| Task to carry out |
Look for the word "name" in the entries below, then copy every line that has it.

═══ Entries ═══

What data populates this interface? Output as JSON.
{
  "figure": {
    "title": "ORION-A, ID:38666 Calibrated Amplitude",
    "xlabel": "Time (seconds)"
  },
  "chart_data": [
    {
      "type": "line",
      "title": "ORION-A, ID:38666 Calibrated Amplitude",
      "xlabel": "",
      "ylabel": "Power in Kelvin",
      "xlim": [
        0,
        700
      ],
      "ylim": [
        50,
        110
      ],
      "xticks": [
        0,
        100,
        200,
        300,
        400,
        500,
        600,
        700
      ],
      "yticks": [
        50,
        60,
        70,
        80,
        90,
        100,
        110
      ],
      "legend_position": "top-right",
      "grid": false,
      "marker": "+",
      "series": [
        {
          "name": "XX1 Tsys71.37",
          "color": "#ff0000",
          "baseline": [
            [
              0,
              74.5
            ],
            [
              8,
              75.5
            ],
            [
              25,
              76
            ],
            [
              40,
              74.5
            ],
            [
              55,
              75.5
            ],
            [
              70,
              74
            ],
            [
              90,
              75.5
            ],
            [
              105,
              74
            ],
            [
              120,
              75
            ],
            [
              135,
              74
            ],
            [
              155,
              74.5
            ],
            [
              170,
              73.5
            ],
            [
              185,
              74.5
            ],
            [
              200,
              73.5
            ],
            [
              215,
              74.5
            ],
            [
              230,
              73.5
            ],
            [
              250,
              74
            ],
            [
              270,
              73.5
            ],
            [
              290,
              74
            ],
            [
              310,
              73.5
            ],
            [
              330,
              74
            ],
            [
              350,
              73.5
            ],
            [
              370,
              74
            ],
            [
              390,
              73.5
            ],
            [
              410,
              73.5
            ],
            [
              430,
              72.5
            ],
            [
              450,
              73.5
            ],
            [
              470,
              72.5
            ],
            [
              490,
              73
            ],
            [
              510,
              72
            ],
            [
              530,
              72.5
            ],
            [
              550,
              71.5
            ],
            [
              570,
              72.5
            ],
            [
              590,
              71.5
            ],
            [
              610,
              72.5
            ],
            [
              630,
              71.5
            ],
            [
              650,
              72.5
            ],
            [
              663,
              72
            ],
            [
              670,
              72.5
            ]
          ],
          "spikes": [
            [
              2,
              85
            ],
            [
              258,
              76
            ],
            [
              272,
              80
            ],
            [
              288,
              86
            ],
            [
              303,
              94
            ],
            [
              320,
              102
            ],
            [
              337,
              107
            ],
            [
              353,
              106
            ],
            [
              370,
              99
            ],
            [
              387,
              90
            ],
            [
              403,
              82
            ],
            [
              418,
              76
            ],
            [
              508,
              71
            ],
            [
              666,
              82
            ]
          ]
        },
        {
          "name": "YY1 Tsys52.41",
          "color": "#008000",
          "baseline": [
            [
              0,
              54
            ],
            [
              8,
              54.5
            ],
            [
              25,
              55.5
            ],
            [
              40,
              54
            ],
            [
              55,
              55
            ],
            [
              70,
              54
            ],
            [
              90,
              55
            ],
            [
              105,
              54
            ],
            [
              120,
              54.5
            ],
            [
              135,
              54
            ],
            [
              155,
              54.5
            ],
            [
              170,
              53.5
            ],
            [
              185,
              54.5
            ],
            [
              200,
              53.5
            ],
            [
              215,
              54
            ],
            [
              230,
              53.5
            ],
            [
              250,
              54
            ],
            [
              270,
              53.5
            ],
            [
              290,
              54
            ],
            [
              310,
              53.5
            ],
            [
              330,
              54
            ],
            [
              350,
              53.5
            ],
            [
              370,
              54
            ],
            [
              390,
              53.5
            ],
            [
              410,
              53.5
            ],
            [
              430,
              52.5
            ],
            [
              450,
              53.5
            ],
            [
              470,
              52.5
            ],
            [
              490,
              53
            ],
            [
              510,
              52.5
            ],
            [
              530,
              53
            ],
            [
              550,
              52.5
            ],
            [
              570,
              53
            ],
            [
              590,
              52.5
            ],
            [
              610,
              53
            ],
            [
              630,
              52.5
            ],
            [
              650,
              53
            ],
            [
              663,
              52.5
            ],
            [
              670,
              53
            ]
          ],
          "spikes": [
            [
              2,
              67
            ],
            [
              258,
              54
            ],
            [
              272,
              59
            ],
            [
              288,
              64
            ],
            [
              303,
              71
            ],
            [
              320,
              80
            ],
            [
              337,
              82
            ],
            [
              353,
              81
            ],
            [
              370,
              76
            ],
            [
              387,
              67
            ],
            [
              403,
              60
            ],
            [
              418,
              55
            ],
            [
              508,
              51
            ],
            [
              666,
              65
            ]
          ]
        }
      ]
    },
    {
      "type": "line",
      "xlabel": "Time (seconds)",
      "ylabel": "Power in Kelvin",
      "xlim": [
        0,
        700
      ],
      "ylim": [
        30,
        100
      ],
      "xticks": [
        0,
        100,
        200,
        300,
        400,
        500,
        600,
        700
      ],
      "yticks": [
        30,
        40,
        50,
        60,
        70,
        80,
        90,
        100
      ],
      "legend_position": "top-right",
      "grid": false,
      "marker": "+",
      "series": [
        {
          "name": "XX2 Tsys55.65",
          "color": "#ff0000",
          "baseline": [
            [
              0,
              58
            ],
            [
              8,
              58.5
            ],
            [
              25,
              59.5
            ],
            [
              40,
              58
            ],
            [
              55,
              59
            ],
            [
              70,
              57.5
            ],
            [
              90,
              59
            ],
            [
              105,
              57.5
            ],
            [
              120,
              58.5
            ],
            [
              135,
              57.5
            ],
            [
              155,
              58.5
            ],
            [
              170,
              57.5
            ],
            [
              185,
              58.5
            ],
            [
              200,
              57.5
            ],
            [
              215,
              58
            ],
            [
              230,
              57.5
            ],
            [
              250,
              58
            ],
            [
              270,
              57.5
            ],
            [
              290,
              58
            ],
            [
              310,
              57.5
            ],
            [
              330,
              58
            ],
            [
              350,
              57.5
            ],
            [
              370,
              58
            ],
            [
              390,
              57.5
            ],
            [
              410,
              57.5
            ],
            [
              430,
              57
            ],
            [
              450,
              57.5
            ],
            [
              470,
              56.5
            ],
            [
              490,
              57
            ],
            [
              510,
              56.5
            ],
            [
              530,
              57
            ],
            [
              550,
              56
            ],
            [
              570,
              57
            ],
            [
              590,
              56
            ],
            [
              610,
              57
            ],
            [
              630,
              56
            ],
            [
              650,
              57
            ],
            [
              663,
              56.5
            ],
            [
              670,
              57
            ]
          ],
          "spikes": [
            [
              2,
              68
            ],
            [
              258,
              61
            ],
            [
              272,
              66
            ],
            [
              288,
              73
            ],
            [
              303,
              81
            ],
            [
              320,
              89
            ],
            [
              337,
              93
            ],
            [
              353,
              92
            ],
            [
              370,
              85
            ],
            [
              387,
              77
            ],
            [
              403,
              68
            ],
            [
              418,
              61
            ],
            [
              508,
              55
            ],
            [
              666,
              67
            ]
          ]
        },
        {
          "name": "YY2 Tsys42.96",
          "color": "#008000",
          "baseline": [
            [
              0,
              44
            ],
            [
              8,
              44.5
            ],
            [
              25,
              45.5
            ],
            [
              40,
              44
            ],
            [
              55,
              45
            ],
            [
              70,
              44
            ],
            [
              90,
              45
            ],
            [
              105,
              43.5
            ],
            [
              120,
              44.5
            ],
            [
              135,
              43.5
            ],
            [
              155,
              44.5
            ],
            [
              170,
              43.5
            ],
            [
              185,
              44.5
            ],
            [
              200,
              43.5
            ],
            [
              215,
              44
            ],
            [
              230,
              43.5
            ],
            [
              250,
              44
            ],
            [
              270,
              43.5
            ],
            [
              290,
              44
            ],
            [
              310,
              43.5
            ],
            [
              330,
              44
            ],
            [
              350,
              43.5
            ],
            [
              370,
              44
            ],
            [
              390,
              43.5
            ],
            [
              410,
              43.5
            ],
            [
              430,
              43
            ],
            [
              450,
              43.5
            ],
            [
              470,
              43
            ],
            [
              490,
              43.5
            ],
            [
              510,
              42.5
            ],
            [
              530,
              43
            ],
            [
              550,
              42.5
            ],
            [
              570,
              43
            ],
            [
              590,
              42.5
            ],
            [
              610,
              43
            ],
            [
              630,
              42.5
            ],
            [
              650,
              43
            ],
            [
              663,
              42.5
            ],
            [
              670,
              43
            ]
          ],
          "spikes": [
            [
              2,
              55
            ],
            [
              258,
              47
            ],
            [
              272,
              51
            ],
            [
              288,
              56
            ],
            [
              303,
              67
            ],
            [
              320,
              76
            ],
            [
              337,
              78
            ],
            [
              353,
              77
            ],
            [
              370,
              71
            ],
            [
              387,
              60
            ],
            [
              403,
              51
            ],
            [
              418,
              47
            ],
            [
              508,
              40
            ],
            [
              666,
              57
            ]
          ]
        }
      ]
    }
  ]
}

═══

| Solution below |
          "name": "XX1 Tsys71.37",
          "name": "YY1 Tsys52.41",
          "name": "XX2 Tsys55.65",
          "name": "YY2 Tsys42.96",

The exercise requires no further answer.